— COMPITI ASSEGNATI —
1. Risponda alle seguenti domande in base all'articolo sulla serata all'Alexander Platz.
(a) Quale musica si ascolta nel locale storico al posto delle note dei "cantanti-contanti"?
(b) In quale locale si svolge la serata descritta?
(c) Chi viene presentato come maestro di chitarra?
2. Trascriva senza alcuna modifica il passo dell'articolo sulla serata all'Alexander Platz che va da "Mettiamola così: Roma" fino a "sonno, chissà, meritato.".

— TESTO ESTRATTO —

+-------+

VARIE


Mettiamola così

El Patojo

Mettiamola così: Roma di Natale non è solo shopping, non è solo Giubilei, non solo turisti. E nemmeno solo tifosi che litigano appresso ad un pallone quasi rotondo, schiacciato ai poli dall'incoscienza e dalla mancanza di una vera coscienza. Lasciano stare poi la corsa-rincorsa al Campidoglio, via Rutelli tutti in gara tutti.
Roma di Natale (o quasi) è anche un locale storico dove anziché la solita musica si fa musica, dove invece delle deliranti note di cantanti-contanti si ascolta jazz, si sussurra, si parla, si discute. Si pensa, almeno sino a quando un'altra birra o un coca&rum, o un apprezzabile bianco Doc non invitano a chiudere gli occhi per lasciarsi conquistare da un sonno, chissà, meritato. 
All'Alexander Platz, dunque, in una di queste sere oscurate in giro dalle luminarie colorate-forzate delle feste a tutti i costi, si abbassano le luci, i toni, le pretese. Non le ambizioni, però. Non i grandi obiettivi, anzi. Perché sul piccolo palcoscenico s'affacciano con discrezione un delizioso e divertente maestro di chitarra, Paolo Capodacqua, e un poeta, un cantante, un raro esempio di uomo che si divide equamente tra esistenza e resistenza. Claudio Lolli.

+-------+

— ESTRATTO DEI DATI —

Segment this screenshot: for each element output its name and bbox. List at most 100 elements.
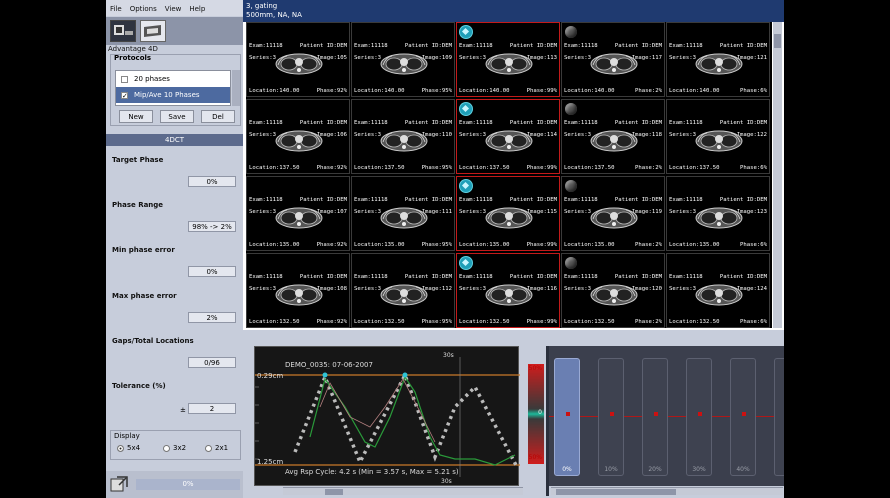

+-------+

— RISPOSTE PER COMPITO —
1.
(a) Il jazz.
(b) All'Alexander Platz.
(c) Paolo Capodacqua.

2.
Mettiamola così: Roma di Natale non è solo shopping, non è solo Giubilei, non solo turisti. E nemmeno solo tifosi che litigano appresso ad un pallone quasi rotondo, schiacciato ai poli dall'incoscienza e dalla mancanza di una vera coscienza. Lasciano stare poi la corsa-rincorsa al Campidoglio, via Rutelli tutti in gara tutti.
Roma di Natale (o quasi) è anche un locale storico dove anziché la solita musica si fa musica, dove invece delle deliranti note di cantanti-contanti si ascolta jazz, si sussurra, si parla, si discute. Si pensa, almeno sino a quando un'altra birra o un coca&rum, o un apprezzabile bianco Doc non invitano a chiudere gli occhi per lasciarsi conquistare da un sonno, chissà, meritato.